SUPPLIED RECORDS:
* * * * *
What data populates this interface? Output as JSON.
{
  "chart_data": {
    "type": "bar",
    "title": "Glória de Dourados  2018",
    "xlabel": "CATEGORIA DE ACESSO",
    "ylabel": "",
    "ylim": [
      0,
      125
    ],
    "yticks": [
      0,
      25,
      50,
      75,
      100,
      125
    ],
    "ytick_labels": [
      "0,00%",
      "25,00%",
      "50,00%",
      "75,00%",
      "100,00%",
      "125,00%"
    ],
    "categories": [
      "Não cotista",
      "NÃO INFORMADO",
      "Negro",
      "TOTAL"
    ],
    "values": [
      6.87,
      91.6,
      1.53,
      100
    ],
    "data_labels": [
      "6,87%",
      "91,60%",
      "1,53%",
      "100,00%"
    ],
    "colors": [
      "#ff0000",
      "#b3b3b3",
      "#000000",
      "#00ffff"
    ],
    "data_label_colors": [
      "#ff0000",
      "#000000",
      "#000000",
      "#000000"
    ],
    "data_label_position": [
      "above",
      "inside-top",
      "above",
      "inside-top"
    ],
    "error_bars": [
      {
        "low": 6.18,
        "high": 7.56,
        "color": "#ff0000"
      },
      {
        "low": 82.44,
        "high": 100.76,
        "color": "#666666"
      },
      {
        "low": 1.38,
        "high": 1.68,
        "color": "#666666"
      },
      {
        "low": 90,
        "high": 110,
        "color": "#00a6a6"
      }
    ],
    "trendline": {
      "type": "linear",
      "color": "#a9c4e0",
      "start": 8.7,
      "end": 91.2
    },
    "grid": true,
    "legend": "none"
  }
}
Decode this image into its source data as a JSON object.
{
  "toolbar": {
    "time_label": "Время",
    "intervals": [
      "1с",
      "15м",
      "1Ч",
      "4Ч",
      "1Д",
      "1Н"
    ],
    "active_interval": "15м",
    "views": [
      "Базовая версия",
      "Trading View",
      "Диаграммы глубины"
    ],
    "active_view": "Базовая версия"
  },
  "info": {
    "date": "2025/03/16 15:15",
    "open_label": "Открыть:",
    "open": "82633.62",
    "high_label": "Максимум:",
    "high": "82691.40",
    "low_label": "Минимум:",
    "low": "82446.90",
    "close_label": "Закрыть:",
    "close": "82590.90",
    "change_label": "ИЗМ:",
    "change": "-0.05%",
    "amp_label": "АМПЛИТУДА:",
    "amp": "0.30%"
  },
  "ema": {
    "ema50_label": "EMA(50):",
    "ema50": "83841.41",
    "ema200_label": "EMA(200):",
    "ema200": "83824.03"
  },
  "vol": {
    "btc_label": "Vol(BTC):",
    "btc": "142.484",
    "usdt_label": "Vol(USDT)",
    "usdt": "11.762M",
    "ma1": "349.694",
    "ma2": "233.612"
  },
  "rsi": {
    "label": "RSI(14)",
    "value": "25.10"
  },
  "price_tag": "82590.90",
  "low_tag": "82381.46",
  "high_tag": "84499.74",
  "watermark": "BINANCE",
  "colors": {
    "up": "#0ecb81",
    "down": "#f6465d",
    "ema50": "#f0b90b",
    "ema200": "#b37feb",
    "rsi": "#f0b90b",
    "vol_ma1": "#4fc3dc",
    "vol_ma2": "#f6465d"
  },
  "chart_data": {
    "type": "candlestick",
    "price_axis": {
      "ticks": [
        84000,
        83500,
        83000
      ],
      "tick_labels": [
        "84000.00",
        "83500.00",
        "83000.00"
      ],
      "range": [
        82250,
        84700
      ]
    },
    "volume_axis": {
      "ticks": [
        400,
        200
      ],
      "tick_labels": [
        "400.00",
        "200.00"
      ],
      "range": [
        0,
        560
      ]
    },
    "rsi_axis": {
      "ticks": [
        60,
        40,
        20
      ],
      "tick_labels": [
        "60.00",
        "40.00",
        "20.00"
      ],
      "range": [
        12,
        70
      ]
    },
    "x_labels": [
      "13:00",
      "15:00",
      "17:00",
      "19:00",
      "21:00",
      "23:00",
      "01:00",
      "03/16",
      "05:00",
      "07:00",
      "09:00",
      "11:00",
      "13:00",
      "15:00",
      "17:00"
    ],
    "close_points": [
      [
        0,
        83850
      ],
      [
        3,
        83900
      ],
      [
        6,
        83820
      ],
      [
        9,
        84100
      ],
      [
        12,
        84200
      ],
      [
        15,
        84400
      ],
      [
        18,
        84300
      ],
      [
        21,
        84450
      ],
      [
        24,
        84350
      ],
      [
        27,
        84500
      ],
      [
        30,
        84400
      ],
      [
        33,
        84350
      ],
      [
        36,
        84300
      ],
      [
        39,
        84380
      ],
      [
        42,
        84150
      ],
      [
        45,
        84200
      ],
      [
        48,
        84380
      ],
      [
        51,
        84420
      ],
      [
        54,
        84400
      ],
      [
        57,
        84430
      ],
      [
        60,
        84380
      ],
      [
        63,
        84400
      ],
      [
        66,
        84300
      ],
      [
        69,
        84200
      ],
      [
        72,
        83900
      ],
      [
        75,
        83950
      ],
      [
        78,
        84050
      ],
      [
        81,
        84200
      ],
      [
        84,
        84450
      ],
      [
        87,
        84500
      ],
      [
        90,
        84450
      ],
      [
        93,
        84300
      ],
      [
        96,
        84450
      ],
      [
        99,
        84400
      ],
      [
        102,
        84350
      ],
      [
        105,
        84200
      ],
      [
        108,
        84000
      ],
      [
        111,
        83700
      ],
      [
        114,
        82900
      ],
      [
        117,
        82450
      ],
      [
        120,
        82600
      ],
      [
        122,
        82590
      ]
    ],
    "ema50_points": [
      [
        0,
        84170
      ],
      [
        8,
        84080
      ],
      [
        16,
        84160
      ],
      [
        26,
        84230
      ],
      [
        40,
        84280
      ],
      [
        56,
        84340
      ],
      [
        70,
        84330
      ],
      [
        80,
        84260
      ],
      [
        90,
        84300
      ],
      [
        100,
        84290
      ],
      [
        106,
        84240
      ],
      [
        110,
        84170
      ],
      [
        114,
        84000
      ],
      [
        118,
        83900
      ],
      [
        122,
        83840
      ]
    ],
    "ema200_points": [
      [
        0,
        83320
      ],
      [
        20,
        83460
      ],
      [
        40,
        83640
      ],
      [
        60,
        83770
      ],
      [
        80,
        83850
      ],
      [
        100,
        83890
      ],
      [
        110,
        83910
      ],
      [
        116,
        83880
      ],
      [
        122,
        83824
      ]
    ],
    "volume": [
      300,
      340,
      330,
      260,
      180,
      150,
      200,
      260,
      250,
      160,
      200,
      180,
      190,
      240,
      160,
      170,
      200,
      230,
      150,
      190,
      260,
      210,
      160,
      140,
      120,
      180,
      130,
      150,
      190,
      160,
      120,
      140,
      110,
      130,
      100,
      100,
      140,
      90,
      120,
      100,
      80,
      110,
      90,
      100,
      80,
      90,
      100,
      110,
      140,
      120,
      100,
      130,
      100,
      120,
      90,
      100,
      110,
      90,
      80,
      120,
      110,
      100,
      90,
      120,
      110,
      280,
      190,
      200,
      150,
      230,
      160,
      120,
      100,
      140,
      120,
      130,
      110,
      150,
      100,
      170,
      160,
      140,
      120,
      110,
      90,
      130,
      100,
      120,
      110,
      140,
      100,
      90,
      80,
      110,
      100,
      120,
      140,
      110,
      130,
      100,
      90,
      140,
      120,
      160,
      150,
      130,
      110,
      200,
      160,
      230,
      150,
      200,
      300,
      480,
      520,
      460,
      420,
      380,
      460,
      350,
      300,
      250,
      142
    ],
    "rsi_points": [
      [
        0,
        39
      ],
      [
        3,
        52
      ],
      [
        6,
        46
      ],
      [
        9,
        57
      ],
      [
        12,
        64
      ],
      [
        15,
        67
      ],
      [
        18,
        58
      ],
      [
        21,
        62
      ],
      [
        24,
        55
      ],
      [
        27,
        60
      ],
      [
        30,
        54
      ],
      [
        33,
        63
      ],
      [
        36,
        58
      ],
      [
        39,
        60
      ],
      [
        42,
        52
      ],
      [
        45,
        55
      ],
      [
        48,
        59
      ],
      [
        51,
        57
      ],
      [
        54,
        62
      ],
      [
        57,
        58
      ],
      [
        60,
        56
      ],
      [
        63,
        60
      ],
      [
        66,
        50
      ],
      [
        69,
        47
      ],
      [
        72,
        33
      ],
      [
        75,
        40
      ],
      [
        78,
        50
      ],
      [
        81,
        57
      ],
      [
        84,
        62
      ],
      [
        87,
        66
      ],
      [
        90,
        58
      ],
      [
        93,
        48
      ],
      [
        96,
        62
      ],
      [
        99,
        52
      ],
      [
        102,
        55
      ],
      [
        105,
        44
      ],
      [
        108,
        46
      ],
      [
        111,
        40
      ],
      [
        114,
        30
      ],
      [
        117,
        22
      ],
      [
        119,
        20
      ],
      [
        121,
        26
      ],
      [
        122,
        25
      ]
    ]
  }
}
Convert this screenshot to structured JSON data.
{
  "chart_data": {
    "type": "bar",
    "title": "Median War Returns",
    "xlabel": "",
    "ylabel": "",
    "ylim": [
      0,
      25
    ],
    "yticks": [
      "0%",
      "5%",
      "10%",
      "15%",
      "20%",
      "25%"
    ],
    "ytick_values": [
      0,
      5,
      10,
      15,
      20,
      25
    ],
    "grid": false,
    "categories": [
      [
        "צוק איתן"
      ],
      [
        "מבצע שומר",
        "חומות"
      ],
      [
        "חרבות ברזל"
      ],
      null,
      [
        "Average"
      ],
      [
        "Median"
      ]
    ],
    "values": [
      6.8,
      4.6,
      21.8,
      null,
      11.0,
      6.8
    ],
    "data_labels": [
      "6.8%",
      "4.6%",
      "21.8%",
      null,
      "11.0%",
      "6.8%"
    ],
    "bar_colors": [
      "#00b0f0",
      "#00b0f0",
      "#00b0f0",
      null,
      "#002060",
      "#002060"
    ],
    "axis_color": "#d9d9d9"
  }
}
* * * * *
PROBLEM DESCRIPTION: Locate "Convert this screenshot" in the data above. Then repeat, exactly, its line and each line after it through the last, adding nothing.

FINISHED TASK:
Convert this screenshot to structured JSON data.
{
  "chart_data": {
    "type": "bar",
    "title": "Median War Returns",
    "xlabel": "",
    "ylabel": "",
    "ylim": [
      0,
      25
    ],
    "yticks": [
      "0%",
      "5%",
      "10%",
      "15%",
      "20%",
      "25%"
    ],
    "ytick_values": [
      0,
      5,
      10,
      15,
      20,
      25
    ],
    "grid": false,
    "categories": [
      [
        "צוק איתן"
      ],
      [
        "מבצע שומר",
        "חומות"
      ],
      [
        "חרבות ברזל"
      ],
      null,
      [
        "Average"
      ],
      [
        "Median"
      ]
    ],
    "values": [
      6.8,
      4.6,
      21.8,
      null,
      11.0,
      6.8
    ],
    "data_labels": [
      "6.8%",
      "4.6%",
      "21.8%",
      null,
      "11.0%",
      "6.8%"
    ],
    "bar_colors": [
      "#00b0f0",
      "#00b0f0",
      "#00b0f0",
      null,
      "#002060",
      "#002060"
    ],
    "axis_color": "#d9d9d9"
  }
}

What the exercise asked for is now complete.